--- Start STORED RECORDS ---

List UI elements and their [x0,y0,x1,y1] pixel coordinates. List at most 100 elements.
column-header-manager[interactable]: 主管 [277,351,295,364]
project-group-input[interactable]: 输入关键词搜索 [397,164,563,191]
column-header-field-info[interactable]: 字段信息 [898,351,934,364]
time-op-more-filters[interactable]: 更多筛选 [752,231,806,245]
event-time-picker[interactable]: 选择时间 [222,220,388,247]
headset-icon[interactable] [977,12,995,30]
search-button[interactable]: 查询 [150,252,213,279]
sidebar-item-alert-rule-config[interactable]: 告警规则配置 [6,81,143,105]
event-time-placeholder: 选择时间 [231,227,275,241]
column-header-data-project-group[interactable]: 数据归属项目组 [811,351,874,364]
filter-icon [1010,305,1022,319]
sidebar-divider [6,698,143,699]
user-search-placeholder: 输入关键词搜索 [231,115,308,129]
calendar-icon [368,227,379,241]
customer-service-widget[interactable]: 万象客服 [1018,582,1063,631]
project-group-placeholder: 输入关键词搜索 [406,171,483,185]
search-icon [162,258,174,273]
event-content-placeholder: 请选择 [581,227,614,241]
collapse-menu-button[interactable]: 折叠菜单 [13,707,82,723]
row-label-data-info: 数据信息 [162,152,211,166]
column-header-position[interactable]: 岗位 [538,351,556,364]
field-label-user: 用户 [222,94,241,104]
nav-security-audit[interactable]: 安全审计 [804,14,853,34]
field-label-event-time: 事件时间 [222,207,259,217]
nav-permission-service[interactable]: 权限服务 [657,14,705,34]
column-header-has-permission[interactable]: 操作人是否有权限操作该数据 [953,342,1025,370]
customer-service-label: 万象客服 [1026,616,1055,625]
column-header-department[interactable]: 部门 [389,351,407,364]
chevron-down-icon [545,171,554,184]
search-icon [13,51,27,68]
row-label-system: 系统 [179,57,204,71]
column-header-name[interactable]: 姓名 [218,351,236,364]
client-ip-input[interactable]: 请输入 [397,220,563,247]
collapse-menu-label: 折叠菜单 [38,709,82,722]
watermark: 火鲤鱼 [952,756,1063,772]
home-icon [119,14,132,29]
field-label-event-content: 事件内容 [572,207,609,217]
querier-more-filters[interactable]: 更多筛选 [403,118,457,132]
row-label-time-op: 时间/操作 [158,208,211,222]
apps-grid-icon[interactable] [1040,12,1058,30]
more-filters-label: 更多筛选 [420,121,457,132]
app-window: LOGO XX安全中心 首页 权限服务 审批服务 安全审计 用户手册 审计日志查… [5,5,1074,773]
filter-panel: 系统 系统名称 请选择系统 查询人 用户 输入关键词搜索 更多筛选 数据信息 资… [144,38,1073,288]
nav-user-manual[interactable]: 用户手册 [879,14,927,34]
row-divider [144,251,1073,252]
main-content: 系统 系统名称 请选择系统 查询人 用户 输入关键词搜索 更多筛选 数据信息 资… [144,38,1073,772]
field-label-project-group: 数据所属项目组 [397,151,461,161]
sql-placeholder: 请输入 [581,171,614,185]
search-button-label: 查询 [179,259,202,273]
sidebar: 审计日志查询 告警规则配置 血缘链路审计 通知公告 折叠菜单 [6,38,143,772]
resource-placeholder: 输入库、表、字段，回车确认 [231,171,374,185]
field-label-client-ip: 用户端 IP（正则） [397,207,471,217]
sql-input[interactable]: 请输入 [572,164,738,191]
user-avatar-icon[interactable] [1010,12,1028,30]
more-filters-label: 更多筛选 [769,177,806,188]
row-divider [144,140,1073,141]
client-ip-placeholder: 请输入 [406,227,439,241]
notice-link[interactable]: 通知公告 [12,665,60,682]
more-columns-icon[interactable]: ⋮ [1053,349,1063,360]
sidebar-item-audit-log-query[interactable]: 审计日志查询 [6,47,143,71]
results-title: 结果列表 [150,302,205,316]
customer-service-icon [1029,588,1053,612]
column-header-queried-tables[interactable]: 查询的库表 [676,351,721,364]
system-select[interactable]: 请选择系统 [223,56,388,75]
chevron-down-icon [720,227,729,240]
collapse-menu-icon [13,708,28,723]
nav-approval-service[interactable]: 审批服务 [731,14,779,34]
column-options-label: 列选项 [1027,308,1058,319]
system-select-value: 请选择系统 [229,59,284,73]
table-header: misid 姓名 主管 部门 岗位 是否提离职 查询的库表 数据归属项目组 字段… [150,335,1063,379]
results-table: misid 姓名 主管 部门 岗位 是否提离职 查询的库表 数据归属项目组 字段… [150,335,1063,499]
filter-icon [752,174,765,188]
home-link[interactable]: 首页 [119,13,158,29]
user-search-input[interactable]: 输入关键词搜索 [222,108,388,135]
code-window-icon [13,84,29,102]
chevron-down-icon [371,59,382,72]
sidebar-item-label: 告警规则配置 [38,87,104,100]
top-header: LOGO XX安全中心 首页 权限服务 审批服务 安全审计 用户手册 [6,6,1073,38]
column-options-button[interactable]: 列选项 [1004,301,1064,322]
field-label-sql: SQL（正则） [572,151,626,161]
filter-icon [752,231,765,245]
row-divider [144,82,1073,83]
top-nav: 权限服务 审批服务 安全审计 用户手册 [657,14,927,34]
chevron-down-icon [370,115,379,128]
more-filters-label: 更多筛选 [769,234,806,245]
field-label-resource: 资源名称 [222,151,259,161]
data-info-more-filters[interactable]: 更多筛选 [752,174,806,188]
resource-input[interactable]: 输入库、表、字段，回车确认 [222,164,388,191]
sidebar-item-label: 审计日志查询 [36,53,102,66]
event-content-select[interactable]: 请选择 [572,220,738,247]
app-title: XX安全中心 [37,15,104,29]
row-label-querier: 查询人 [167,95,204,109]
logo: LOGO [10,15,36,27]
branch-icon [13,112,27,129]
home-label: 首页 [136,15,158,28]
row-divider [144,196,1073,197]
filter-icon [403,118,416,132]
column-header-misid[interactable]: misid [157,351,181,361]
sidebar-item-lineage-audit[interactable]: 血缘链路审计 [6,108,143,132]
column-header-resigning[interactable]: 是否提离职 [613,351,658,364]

--- End STORED RECORDS ---

■ TASK ■
Format every line above as a JSON list of strings, one string per line, and leave out any blank lines.

■ ANSWER TO THE TASK ■
[
  "List UI elements and their [x0,y0,x1,y1] pixel coordinates. List at most 100 elements.",
  "column-header-manager[interactable]: 主管 [277,351,295,364]",
  "project-group-input[interactable]: 输入关键词搜索 [397,164,563,191]",
  "column-header-field-info[interactable]: 字段信息 [898,351,934,364]",
  "time-op-more-filters[interactable]: 更多筛选 [752,231,806,245]",
  "event-time-picker[interactable]: 选择时间 [222,220,388,247]",
  "headset-icon[interactable] [977,12,995,30]",
  "search-button[interactable]: 查询 [150,252,213,279]",
  "sidebar-item-alert-rule-config[interactable]: 告警规则配置 [6,81,143,105]",
  "event-time-placeholder: 选择时间 [231,227,275,241]",
  "column-header-data-project-group[interactable]: 数据归属项目组 [811,351,874,364]",
  "filter-icon [1010,305,1022,319]",
  "sidebar-divider [6,698,143,699]",
  "user-search-placeholder: 输入关键词搜索 [231,115,308,129]",
  "calendar-icon [368,227,379,241]",
  "customer-service-widget[interactable]: 万象客服 [1018,582,1063,631]",
  "project-group-placeholder: 输入关键词搜索 [406,171,483,185]",
  "search-icon [162,258,174,273]",
  "event-content-placeholder: 请选择 [581,227,614,241]",
  "collapse-menu-button[interactable]: 折叠菜单 [13,707,82,723]",
  "row-label-data-info: 数据信息 [162,152,211,166]",
  "column-header-position[interactable]: 岗位 [538,351,556,364]",
  "field-label-user: 用户 [222,94,241,104]",
  "nav-security-audit[interactable]: 安全审计 [804,14,853,34]",
  "field-label-event-time: 事件时间 [222,207,259,217]",
  "nav-permission-service[interactable]: 权限服务 [657,14,705,34]",
  "column-header-has-permission[interactable]: 操作人是否有权限操作该数据 [953,342,1025,370]",
  "customer-service-label: 万象客服 [1026,616,1055,625]",
  "column-header-department[interactable]: 部门 [389,351,407,364]",
  "chevron-down-icon [545,171,554,184]",
  "search-icon [13,51,27,68]",
  "row-label-system: 系统 [179,57,204,71]",
  "column-header-name[interactable]: 姓名 [218,351,236,364]",
  "client-ip-input[interactable]: 请输入 [397,220,563,247]",
  "collapse-menu-label: 折叠菜单 [38,709,82,722]",
  "watermark: 火鲤鱼 [952,756,1063,772]",
  "home-icon [119,14,132,29]",
  "field-label-event-content: 事件内容 [572,207,609,217]",
  "querier-more-filters[interactable]: 更多筛选 [403,118,457,132]",
  "row-label-time-op: 时间/操作 [158,208,211,222]",
  "apps-grid-icon[interactable] [1040,12,1058,30]",
  "more-filters-label: 更多筛选 [420,121,457,132]",
  "app-window: LOGO XX安全中心 首页 权限服务 审批服务 安全审计 用户手册 审计日志查… [5,5,1074,773]",
  "filter-panel: 系统 系统名称 请选择系统 查询人 用户 输入关键词搜索 更多筛选 数据信息 资… [144,38,1073,288]",
  "nav-user-manual[interactable]: 用户手册 [879,14,927,34]",
  "row-divider [144,251,1073,252]",
  "main-content: 系统 系统名称 请选择系统 查询人 用户 输入关键词搜索 更多筛选 数据信息 资… [144,38,1073,772]",
  "field-label-project-group: 数据所属项目组 [397,151,461,161]",
  "sql-placeholder: 请输入 [581,171,614,185]",
  "search-button-label: 查询 [179,259,202,273]",
  "sidebar: 审计日志查询 告警规则配置 血缘链路审计 通知公告 折叠菜单 [6,38,143,772]",
  "resource-placeholder: 输入库、表、字段，回车确认 [231,171,374,185]",
  "field-label-client-ip: 用户端 IP（正则） [397,207,471,217]",
  "sql-input[interactable]: 请输入 [572,164,738,191]",
  "user-avatar-icon[interactable] [1010,12,1028,30]",
  "more-filters-label: 更多筛选 [769,177,806,188]",
  "row-divider [144,140,1073,141]",
  "client-ip-placeholder: 请输入 [406,227,439,241]",
  "notice-link[interactable]: 通知公告 [12,665,60,682]",
  "more-columns-icon[interactable]: ⋮ [1053,349,1063,360]",
  "sidebar-item-audit-log-query[interactable]: 审计日志查询 [6,47,143,71]",
  "results-title: 结果列表 [150,302,205,316]",
  "customer-service-icon [1029,588,1053,612]",
  "column-header-queried-tables[interactable]: 查询的库表 [676,351,721,364]",
  "system-select[interactable]: 请选择系统 [223,56,388,75]",
  "chevron-down-icon [720,227,729,240]",
  "collapse-menu-icon [13,708,28,723]",
  "nav-approval-service[interactable]: 审批服务 [731,14,779,34]",
  "column-options-label: 列选项 [1027,308,1058,319]",
  "system-select-value: 请选择系统 [229,59,284,73]",
  "table-header: misid 姓名 主管 部门 岗位 是否提离职 查询的库表 数据归属项目组 字段… [150,335,1063,379]",
  "results-table: misid 姓名 主管 部门 岗位 是否提离职 查询的库表 数据归属项目组 字段… [150,335,1063,499]",
  "filter-icon [752,174,765,188]",
  "home-link[interactable]: 首页 [119,13,158,29]",
  "user-search-input[interactable]: 输入关键词搜索 [222,108,388,135]",
  "code-window-icon [13,84,29,102]",
  "chevron-down-icon [371,59,382,72]",
  "sidebar-item-label: 告警规则配置 [38,87,104,100]",
  "top-header: LOGO XX安全中心 首页 权限服务 审批服务 安全审计 用户手册 [6,6,1073,38]",
  "column-options-button[interactable]: 列选项 [1004,301,1064,322]",
  "field-label-sql: SQL（正则） [572,151,626,161]",
  "filter-icon [752,231,765,245]",
  "row-divider [144,82,1073,83]",
  "top-nav: 权限服务 审批服务 安全审计 用户手册 [657,14,927,34]",
  "chevron-down-icon [370,115,379,128]",
  "more-filters-label: 更多筛选 [769,234,806,245]",
  "field-label-resource: 资源名称 [222,151,259,161]",
  "data-info-more-filters[interactable]: 更多筛选 [752,174,806,188]",
  "resource-input[interactable]: 输入库、表、字段，回车确认 [222,164,388,191]",
  "sidebar-item-label: 审计日志查询 [36,53,102,66]",
  "event-content-select[interactable]: 请选择 [572,220,738,247]",
  "app-title: XX安全中心 [37,15,104,29]",
  "row-label-querier: 查询人 [167,95,204,109]",
  "logo: LOGO [10,15,36,27]",
  "branch-icon [13,112,27,129]",
  "home-label: 首页 [136,15,158,28]",
  "row-divider [144,196,1073,197]",
  "filter-icon [403,118,416,132]",
  "column-header-misid[interactable]: misid [157,351,181,361]",
  "sidebar-item-lineage-audit[interactable]: 血缘链路审计 [6,108,143,132]",
  "column-header-resigning[interactable]: 是否提离职 [613,351,658,364]"
]